**Text under study:**
No. 77 Squadron began re-equipping with North American P-51 Mustangs at Labuan in September 1945. In the wake of Japan's surrender, No. 81 Wing became part of Australia's contribution to the British Commonwealth Occupation Force (BCOF). No. 77 Squadron was the last of the wing's three flying units to deploy to Japan, arriving at Bofu, a former kamikaze base, on 21 March 1946. No. 481 (Maintenance) Squadron provided technical service for the Mustangs. Occupation duties proved uneventful, the main operational task being surveillance patrols, but units maintained an intensive training regime and undertook combined exercises with other Allied forces. Many RAAF personnel were accompanied to Japan by their families.

**Material provided:**
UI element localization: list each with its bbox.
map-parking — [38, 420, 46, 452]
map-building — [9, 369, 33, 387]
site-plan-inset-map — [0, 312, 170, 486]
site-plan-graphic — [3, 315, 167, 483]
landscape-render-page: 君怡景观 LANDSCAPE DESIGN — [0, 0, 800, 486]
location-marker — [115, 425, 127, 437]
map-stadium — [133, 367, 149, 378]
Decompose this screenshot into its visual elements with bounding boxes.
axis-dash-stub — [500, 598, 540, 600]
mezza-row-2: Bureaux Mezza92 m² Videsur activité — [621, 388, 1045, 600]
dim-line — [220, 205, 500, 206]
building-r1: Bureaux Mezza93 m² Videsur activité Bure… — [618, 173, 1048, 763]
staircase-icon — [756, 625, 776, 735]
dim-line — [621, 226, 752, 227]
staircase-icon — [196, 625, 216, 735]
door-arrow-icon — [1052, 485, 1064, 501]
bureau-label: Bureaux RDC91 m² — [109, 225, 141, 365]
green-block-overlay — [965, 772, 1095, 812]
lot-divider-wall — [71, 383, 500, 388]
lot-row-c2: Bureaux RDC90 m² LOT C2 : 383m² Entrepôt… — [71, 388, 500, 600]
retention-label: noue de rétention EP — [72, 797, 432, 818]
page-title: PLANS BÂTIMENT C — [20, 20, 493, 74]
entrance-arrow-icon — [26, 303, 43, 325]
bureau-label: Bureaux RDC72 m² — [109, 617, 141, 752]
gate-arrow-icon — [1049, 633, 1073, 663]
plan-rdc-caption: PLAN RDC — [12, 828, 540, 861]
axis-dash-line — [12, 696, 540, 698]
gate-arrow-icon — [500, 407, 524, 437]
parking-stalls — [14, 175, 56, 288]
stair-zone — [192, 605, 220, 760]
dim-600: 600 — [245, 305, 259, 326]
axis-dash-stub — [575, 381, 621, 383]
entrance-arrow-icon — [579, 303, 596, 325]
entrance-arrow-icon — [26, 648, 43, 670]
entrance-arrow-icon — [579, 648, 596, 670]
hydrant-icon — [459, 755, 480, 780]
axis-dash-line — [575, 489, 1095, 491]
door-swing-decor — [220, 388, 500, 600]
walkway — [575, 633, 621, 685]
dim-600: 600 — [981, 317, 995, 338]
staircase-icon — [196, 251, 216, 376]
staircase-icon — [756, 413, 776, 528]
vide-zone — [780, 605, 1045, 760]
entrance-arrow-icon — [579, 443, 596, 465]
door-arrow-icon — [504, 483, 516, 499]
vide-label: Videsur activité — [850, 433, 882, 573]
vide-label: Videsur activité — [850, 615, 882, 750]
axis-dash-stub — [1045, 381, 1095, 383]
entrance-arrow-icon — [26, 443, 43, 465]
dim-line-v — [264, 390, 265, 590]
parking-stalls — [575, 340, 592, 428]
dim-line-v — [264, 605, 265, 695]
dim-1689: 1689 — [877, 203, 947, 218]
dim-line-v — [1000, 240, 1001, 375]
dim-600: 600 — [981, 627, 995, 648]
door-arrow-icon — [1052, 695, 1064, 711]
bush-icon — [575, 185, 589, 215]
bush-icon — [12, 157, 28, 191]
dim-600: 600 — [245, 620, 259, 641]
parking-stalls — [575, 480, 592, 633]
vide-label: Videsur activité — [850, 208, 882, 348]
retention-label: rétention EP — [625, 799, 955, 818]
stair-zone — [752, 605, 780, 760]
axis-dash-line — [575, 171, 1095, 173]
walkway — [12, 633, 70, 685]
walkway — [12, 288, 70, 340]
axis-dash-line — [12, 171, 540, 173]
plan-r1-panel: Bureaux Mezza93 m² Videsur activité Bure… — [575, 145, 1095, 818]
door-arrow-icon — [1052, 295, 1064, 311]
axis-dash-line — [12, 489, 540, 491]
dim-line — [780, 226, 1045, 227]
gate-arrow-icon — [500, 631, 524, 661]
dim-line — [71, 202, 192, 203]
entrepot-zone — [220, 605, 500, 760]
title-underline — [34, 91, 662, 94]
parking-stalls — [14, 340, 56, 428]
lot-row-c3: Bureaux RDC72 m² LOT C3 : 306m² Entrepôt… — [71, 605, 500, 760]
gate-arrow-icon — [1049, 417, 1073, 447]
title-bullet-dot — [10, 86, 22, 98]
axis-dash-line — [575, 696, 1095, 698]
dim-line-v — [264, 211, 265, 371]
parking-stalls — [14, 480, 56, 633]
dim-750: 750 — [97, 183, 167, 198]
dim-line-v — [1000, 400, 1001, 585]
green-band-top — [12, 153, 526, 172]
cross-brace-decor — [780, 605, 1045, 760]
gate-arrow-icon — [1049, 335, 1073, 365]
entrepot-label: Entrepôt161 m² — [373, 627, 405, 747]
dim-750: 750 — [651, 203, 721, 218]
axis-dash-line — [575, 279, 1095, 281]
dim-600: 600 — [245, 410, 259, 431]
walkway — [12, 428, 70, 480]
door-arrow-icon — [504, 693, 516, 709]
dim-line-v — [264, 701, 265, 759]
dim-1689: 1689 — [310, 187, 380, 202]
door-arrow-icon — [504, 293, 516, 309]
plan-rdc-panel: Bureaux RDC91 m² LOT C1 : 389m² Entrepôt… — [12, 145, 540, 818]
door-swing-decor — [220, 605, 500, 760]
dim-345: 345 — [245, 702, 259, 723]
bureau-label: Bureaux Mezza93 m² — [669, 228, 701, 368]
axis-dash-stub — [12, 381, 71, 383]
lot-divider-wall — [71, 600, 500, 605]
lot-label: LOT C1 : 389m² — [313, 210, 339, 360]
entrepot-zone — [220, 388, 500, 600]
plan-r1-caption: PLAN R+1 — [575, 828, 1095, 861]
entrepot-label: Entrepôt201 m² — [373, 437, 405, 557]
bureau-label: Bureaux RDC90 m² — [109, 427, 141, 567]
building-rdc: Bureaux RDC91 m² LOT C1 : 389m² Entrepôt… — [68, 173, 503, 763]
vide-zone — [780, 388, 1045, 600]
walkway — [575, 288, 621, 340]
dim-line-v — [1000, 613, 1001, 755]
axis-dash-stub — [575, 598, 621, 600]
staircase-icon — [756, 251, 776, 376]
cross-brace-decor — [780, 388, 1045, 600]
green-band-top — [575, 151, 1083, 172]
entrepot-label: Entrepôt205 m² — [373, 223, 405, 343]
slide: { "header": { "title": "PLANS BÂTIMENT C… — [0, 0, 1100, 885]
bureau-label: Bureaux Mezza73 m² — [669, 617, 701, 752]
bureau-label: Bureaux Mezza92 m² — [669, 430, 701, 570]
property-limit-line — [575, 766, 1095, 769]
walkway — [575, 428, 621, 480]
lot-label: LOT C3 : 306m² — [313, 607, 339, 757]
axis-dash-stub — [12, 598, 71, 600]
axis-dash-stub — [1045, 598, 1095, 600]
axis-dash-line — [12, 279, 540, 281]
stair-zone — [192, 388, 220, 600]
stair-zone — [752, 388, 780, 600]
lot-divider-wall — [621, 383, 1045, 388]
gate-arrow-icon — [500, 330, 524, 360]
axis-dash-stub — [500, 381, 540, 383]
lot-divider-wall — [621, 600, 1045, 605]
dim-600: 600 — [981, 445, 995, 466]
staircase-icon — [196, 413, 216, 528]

**Brief 1:**
Answer these from the passage on No. 77 Squadron:
(a) What aircraft did the squadron begin re-equipping with at Labuan, and when?
(b) Where did the squadron arrive in Japan, and on what date?
(c) Which unit provided technical service for the Mustangs?
**Brief 2:** Using the passage on No. 77 Squadron, explain why the squadron deployed to Japan.
**Brief 3:** Copy out the passage on No. 77 Squadron from "No. 77 Squadron began" up to and including "by their families.".

**Task output 1:**
(a) North American P-51 Mustangs, in September 1945.
(b) Bofu, a former kamikaze base, on 21 March 1946.
(c) No. 481 (Maintenance) Squadron.

**Task output 2:** After Japan's surrender, No. 81 Wing became part of Australia's contribution to the British Commonwealth Occupation Force. No. 77 Squadron was one of the wing's three flying units and was the last of them to deploy to Japan.

**Task output 3:**
No. 77 Squadron began re-equipping with North American P-51 Mustangs at Labuan in September 1945. In the wake of Japan's surrender, No. 81 Wing became part of Australia's contribution to the British Commonwealth Occupation Force (BCOF). No. 77 Squadron was the last of the wing's three flying units to deploy to Japan, arriving at Bofu, a former kamikaze base, on 21 March 1946. No. 481 (Maintenance) Squadron provided technical service for the Mustangs. Occupation duties proved uneventful, the main operational task being surveillance patrols, but units maintained an intensive training regime and undertook combined exercises with other Allied forces. Many RAAF personnel were accompanied to Japan by their families.